*The exercise*
Restate the full set of records exactly, word for word.

━━ Input rows

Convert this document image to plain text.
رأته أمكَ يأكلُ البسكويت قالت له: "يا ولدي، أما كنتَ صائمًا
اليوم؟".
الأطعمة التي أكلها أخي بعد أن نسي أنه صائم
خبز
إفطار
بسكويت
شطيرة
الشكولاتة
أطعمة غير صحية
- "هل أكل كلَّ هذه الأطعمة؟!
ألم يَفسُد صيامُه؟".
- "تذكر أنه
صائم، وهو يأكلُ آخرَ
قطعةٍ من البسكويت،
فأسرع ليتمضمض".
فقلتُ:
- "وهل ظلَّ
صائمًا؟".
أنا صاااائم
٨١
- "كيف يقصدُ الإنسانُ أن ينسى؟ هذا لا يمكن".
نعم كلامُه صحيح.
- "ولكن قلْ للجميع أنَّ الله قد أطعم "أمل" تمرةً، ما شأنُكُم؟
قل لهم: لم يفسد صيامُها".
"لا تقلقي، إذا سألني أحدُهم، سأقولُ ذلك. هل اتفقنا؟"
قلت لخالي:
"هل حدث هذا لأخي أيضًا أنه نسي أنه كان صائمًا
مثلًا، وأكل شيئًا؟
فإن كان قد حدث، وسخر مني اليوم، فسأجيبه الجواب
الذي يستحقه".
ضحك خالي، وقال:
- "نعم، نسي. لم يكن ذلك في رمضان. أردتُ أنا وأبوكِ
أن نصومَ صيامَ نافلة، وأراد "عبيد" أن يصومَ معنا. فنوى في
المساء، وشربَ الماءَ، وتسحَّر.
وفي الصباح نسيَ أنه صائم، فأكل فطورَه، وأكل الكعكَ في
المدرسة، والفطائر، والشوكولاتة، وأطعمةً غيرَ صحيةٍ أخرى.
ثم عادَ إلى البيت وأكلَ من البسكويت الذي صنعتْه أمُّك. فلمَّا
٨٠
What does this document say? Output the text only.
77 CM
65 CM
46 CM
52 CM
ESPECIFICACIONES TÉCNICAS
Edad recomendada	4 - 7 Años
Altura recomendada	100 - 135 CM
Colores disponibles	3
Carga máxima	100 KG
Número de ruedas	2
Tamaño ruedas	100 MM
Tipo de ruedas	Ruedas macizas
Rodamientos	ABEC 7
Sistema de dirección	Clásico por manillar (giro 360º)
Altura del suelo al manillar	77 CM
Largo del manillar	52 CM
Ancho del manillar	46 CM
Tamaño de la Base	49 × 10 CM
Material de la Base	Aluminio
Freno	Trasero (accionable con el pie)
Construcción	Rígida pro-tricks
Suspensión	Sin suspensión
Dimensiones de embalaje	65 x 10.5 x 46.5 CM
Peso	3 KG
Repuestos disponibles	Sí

━━━━

*Solution*
Convert this document image to plain text.
رأته أمكَ يأكلُ البسكويت قالت له: "يا ولدي، أما كنتَ صائمًا
اليوم؟".
الأطعمة التي أكلها أخي بعد أن نسي أنه صائم
خبز
إفطار
بسكويت
شطيرة
الشكولاتة
أطعمة غير صحية
- "هل أكل كلَّ هذه الأطعمة؟!
ألم يَفسُد صيامُه؟".
- "تذكر أنه
صائم، وهو يأكلُ آخرَ
قطعةٍ من البسكويت،
فأسرع ليتمضمض".
فقلتُ:
- "وهل ظلَّ
صائمًا؟".
أنا صاااائم
٨١
- "كيف يقصدُ الإنسانُ أن ينسى؟ هذا لا يمكن".
نعم كلامُه صحيح.
- "ولكن قلْ للجميع أنَّ الله قد أطعم "أمل" تمرةً، ما شأنُكُم؟
قل لهم: لم يفسد صيامُها".
"لا تقلقي، إذا سألني أحدُهم، سأقولُ ذلك. هل اتفقنا؟"
قلت لخالي:
"هل حدث هذا لأخي أيضًا أنه نسي أنه كان صائمًا
مثلًا، وأكل شيئًا؟
فإن كان قد حدث، وسخر مني اليوم، فسأجيبه الجواب
الذي يستحقه".
ضحك خالي، وقال:
- "نعم، نسي. لم يكن ذلك في رمضان. أردتُ أنا وأبوكِ
أن نصومَ صيامَ نافلة، وأراد "عبيد" أن يصومَ معنا. فنوى في
المساء، وشربَ الماءَ، وتسحَّر.
وفي الصباح نسيَ أنه صائم، فأكل فطورَه، وأكل الكعكَ في
المدرسة، والفطائر، والشوكولاتة، وأطعمةً غيرَ صحيةٍ أخرى.
ثم عادَ إلى البيت وأكلَ من البسكويت الذي صنعتْه أمُّك. فلمَّا
٨٠
What does this document say? Output the text only.
77 CM
65 CM
46 CM
52 CM
ESPECIFICACIONES TÉCNICAS
Edad recomendada	4 - 7 Años
Altura recomendada	100 - 135 CM
Colores disponibles	3
Carga máxima	100 KG
Número de ruedas	2
Tamaño ruedas	100 MM
Tipo de ruedas	Ruedas macizas
Rodamientos	ABEC 7
Sistema de dirección	Clásico por manillar (giro 360º)
Altura del suelo al manillar	77 CM
Largo del manillar	52 CM
Ancho del manillar	46 CM
Tamaño de la Base	49 × 10 CM
Material de la Base	Aluminio
Freno	Trasero (accionable con el pie)
Construcción	Rígida pro-tricks
Suspensión	Sin suspensión
Dimensiones de embalaje	65 x 10.5 x 46.5 CM
Peso	3 KG
Repuestos disponibles	Sí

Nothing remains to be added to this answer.